(Rows from a dataset)

# # # #

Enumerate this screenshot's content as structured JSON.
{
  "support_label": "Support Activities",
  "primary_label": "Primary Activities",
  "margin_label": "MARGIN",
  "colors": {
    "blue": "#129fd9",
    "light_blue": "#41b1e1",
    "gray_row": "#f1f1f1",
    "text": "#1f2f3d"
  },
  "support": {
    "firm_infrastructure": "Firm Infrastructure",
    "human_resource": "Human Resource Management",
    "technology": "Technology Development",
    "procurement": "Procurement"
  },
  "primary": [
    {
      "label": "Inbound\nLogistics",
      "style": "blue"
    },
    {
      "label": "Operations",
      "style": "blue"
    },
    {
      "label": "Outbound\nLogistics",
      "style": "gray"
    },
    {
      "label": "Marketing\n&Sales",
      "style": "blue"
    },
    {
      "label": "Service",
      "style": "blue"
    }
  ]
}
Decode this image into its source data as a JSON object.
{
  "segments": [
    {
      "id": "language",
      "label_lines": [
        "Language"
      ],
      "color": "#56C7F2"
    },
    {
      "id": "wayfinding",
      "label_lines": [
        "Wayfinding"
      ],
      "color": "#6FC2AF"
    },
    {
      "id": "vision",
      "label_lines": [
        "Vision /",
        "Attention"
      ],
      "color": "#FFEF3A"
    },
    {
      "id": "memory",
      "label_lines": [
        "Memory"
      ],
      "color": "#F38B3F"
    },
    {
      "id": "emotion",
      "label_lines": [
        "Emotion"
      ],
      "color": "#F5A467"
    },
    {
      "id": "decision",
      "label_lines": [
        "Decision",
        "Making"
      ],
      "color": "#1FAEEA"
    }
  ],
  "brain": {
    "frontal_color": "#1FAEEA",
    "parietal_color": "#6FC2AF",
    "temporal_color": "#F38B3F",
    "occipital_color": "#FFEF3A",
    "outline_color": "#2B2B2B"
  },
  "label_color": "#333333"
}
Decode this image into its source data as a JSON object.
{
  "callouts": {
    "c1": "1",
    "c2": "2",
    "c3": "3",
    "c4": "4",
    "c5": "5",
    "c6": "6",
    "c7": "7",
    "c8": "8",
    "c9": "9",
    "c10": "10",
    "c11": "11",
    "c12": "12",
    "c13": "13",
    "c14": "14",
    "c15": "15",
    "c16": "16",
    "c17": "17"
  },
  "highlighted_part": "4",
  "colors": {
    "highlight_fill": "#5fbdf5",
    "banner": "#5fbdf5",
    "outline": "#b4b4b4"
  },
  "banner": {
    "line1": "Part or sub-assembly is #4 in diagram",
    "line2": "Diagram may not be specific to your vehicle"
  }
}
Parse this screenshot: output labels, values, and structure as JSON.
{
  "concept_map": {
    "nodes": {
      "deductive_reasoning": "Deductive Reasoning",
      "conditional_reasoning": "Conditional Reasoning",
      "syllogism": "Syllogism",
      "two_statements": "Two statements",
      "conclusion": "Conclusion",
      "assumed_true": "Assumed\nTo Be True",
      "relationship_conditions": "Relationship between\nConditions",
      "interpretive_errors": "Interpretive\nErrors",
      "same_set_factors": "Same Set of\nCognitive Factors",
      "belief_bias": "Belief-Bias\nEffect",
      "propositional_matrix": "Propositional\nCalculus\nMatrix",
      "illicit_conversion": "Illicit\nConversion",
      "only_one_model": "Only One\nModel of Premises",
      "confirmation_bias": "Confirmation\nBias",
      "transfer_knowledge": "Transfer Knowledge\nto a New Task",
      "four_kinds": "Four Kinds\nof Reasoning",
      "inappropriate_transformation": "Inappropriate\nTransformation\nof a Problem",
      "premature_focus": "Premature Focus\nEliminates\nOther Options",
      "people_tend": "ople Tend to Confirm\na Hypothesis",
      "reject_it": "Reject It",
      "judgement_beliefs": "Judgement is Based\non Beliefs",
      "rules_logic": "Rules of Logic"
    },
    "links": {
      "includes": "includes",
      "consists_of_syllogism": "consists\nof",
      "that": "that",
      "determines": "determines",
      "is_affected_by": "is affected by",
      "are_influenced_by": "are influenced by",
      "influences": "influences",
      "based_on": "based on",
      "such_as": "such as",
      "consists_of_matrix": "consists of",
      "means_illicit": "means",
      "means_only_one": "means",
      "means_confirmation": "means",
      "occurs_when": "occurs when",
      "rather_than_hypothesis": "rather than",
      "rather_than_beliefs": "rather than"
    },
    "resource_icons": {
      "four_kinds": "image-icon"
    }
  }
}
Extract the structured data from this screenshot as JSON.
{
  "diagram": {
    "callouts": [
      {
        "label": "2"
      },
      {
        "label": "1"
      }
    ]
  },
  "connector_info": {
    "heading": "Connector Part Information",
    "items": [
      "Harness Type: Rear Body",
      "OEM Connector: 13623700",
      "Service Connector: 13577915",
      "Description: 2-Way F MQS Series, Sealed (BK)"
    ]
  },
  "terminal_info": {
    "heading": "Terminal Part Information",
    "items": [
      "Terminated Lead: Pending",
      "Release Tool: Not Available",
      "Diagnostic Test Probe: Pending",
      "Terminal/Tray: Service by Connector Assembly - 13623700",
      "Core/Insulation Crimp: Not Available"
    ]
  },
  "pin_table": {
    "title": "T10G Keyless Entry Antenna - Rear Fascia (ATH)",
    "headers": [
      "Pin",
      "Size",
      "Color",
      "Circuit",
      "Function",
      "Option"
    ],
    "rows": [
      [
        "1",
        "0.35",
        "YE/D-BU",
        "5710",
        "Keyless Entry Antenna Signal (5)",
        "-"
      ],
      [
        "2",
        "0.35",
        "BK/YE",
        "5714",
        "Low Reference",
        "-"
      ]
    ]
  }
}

# # # #

WORK TO DO: Give back the whole listing, word for word.

FULL OUTPUT:
Enumerate this screenshot's content as structured JSON.
{
  "support_label": "Support Activities",
  "primary_label": "Primary Activities",
  "margin_label": "MARGIN",
  "colors": {
    "blue": "#129fd9",
    "light_blue": "#41b1e1",
    "gray_row": "#f1f1f1",
    "text": "#1f2f3d"
  },
  "support": {
    "firm_infrastructure": "Firm Infrastructure",
    "human_resource": "Human Resource Management",
    "technology": "Technology Development",
    "procurement": "Procurement"
  },
  "primary": [
    {
      "label": "Inbound\nLogistics",
      "style": "blue"
    },
    {
      "label": "Operations",
      "style": "blue"
    },
    {
      "label": "Outbound\nLogistics",
      "style": "gray"
    },
    {
      "label": "Marketing\n&Sales",
      "style": "blue"
    },
    {
      "label": "Service",
      "style": "blue"
    }
  ]
}
Decode this image into its source data as a JSON object.
{
  "segments": [
    {
      "id": "language",
      "label_lines": [
        "Language"
      ],
      "color": "#56C7F2"
    },
    {
      "id": "wayfinding",
      "label_lines": [
        "Wayfinding"
      ],
      "color": "#6FC2AF"
    },
    {
      "id": "vision",
      "label_lines": [
        "Vision /",
        "Attention"
      ],
      "color": "#FFEF3A"
    },
    {
      "id": "memory",
      "label_lines": [
        "Memory"
      ],
      "color": "#F38B3F"
    },
    {
      "id": "emotion",
      "label_lines": [
        "Emotion"
      ],
      "color": "#F5A467"
    },
    {
      "id": "decision",
      "label_lines": [
        "Decision",
        "Making"
      ],
      "color": "#1FAEEA"
    }
  ],
  "brain": {
    "frontal_color": "#1FAEEA",
    "parietal_color": "#6FC2AF",
    "temporal_color": "#F38B3F",
    "occipital_color": "#FFEF3A",
    "outline_color": "#2B2B2B"
  },
  "label_color": "#333333"
}
Decode this image into its source data as a JSON object.
{
  "callouts": {
    "c1": "1",
    "c2": "2",
    "c3": "3",
    "c4": "4",
    "c5": "5",
    "c6": "6",
    "c7": "7",
    "c8": "8",
    "c9": "9",
    "c10": "10",
    "c11": "11",
    "c12": "12",
    "c13": "13",
    "c14": "14",
    "c15": "15",
    "c16": "16",
    "c17": "17"
  },
  "highlighted_part": "4",
  "colors": {
    "highlight_fill": "#5fbdf5",
    "banner": "#5fbdf5",
    "outline": "#b4b4b4"
  },
  "banner": {
    "line1": "Part or sub-assembly is #4 in diagram",
    "line2": "Diagram may not be specific to your vehicle"
  }
}
Parse this screenshot: output labels, values, and structure as JSON.
{
  "concept_map": {
    "nodes": {
      "deductive_reasoning": "Deductive Reasoning",
      "conditional_reasoning": "Conditional Reasoning",
      "syllogism": "Syllogism",
      "two_statements": "Two statements",
      "conclusion": "Conclusion",
      "assumed_true": "Assumed\nTo Be True",
      "relationship_conditions": "Relationship between\nConditions",
      "interpretive_errors": "Interpretive\nErrors",
      "same_set_factors": "Same Set of\nCognitive Factors",
      "belief_bias": "Belief-Bias\nEffect",
      "propositional_matrix": "Propositional\nCalculus\nMatrix",
      "illicit_conversion": "Illicit\nConversion",
      "only_one_model": "Only One\nModel of Premises",
      "confirmation_bias": "Confirmation\nBias",
      "transfer_knowledge": "Transfer Knowledge\nto a New Task",
      "four_kinds": "Four Kinds\nof Reasoning",
      "inappropriate_transformation": "Inappropriate\nTransformation\nof a Problem",
      "premature_focus": "Premature Focus\nEliminates\nOther Options",
      "people_tend": "ople Tend to Confirm\na Hypothesis",
      "reject_it": "Reject It",
      "judgement_beliefs": "Judgement is Based\non Beliefs",
      "rules_logic": "Rules of Logic"
    },
    "links": {
      "includes": "includes",
      "consists_of_syllogism": "consists\nof",
      "that": "that",
      "determines": "determines",
      "is_affected_by": "is affected by",
      "are_influenced_by": "are influenced by",
      "influences": "influences",
      "based_on": "based on",
      "such_as": "such as",
      "consists_of_matrix": "consists of",
      "means_illicit": "means",
      "means_only_one": "means",
      "means_confirmation": "means",
      "occurs_when": "occurs when",
      "rather_than_hypothesis": "rather than",
      "rather_than_beliefs": "rather than"
    },
    "resource_icons": {
      "four_kinds": "image-icon"
    }
  }
}
Extract the structured data from this screenshot as JSON.
{
  "diagram": {
    "callouts": [
      {
        "label": "2"
      },
      {
        "label": "1"
      }
    ]
  },
  "connector_info": {
    "heading": "Connector Part Information",
    "items": [
      "Harness Type: Rear Body",
      "OEM Connector: 13623700",
      "Service Connector: 13577915",
      "Description: 2-Way F MQS Series, Sealed (BK)"
    ]
  },
  "terminal_info": {
    "heading": "Terminal Part Information",
    "items": [
      "Terminated Lead: Pending",
      "Release Tool: Not Available",
      "Diagnostic Test Probe: Pending",
      "Terminal/Tray: Service by Connector Assembly - 13623700",
      "Core/Insulation Crimp: Not Available"
    ]
  },
  "pin_table": {
    "title": "T10G Keyless Entry Antenna - Rear Fascia (ATH)",
    "headers": [
      "Pin",
      "Size",
      "Color",
      "Circuit",
      "Function",
      "Option"
    ],
    "rows": [
      [
        "1",
        "0.35",
        "YE/D-BU",
        "5710",
        "Keyless Entry Antenna Signal (5)",
        "-"
      ],
      [
        "2",
        "0.35",
        "BK/YE",
        "5714",
        "Low Reference",
        "-"
      ]
    ]
  }
}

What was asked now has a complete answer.